_GIVEN EXERCISE:_
Nothing may be dropped or altered: reproduce all the data.

Records:
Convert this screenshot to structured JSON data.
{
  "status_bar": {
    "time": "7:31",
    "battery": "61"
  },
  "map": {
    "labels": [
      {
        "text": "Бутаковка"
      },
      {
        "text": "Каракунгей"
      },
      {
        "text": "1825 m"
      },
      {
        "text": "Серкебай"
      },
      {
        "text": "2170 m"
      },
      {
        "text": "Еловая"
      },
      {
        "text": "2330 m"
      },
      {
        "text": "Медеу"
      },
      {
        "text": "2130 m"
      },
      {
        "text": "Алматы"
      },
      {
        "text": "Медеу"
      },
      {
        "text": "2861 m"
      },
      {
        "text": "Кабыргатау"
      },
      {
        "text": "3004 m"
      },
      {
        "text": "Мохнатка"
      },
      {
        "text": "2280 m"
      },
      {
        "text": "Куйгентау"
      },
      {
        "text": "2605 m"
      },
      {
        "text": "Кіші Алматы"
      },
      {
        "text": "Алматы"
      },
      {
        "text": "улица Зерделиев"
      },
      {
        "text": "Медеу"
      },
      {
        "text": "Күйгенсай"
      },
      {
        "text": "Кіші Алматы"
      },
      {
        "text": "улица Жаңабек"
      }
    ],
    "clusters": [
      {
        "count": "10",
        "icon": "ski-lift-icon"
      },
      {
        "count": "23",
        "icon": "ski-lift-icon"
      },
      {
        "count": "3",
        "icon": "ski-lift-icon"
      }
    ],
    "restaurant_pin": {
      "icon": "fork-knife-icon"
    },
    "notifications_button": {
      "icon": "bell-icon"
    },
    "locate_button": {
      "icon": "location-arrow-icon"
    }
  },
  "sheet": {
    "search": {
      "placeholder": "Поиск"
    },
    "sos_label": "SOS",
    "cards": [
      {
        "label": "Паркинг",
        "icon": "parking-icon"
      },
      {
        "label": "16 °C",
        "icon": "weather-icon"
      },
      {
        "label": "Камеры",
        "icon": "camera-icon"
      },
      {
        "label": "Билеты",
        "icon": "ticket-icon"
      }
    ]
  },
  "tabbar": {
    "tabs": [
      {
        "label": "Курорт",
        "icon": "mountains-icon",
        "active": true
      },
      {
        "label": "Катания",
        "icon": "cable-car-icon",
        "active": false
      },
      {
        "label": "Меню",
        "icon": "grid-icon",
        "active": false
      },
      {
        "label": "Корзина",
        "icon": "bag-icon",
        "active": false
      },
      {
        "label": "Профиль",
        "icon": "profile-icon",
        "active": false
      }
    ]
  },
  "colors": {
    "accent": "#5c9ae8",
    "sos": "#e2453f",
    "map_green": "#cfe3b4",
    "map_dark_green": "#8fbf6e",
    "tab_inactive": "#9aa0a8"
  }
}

_PROBLEM SOLUTION:_
Convert this screenshot to structured JSON data.
{
  "status_bar": {
    "time": "7:31",
    "battery": "61"
  },
  "map": {
    "labels": [
      {
        "text": "Бутаковка"
      },
      {
        "text": "Каракунгей"
      },
      {
        "text": "1825 m"
      },
      {
        "text": "Серкебай"
      },
      {
        "text": "2170 m"
      },
      {
        "text": "Еловая"
      },
      {
        "text": "2330 m"
      },
      {
        "text": "Медеу"
      },
      {
        "text": "2130 m"
      },
      {
        "text": "Алматы"
      },
      {
        "text": "Медеу"
      },
      {
        "text": "2861 m"
      },
      {
        "text": "Кабыргатау"
      },
      {
        "text": "3004 m"
      },
      {
        "text": "Мохнатка"
      },
      {
        "text": "2280 m"
      },
      {
        "text": "Куйгентау"
      },
      {
        "text": "2605 m"
      },
      {
        "text": "Кіші Алматы"
      },
      {
        "text": "Алматы"
      },
      {
        "text": "улица Зерделиев"
      },
      {
        "text": "Медеу"
      },
      {
        "text": "Күйгенсай"
      },
      {
        "text": "Кіші Алматы"
      },
      {
        "text": "улица Жаңабек"
      }
    ],
    "clusters": [
      {
        "count": "10",
        "icon": "ski-lift-icon"
      },
      {
        "count": "23",
        "icon": "ski-lift-icon"
      },
      {
        "count": "3",
        "icon": "ski-lift-icon"
      }
    ],
    "restaurant_pin": {
      "icon": "fork-knife-icon"
    },
    "notifications_button": {
      "icon": "bell-icon"
    },
    "locate_button": {
      "icon": "location-arrow-icon"
    }
  },
  "sheet": {
    "search": {
      "placeholder": "Поиск"
    },
    "sos_label": "SOS",
    "cards": [
      {
        "label": "Паркинг",
        "icon": "parking-icon"
      },
      {
        "label": "16 °C",
        "icon": "weather-icon"
      },
      {
        "label": "Камеры",
        "icon": "camera-icon"
      },
      {
        "label": "Билеты",
        "icon": "ticket-icon"
      }
    ]
  },
  "tabbar": {
    "tabs": [
      {
        "label": "Курорт",
        "icon": "mountains-icon",
        "active": true
      },
      {
        "label": "Катания",
        "icon": "cable-car-icon",
        "active": false
      },
      {
        "label": "Меню",
        "icon": "grid-icon",
        "active": false
      },
      {
        "label": "Корзина",
        "icon": "bag-icon",
        "active": false
      },
      {
        "label": "Профиль",
        "icon": "profile-icon",
        "active": false
      }
    ]
  },
  "colors": {
    "accent": "#5c9ae8",
    "sos": "#e2453f",
    "map_green": "#cfe3b4",
    "map_dark_green": "#8fbf6e",
    "tab_inactive": "#9aa0a8"
  }
}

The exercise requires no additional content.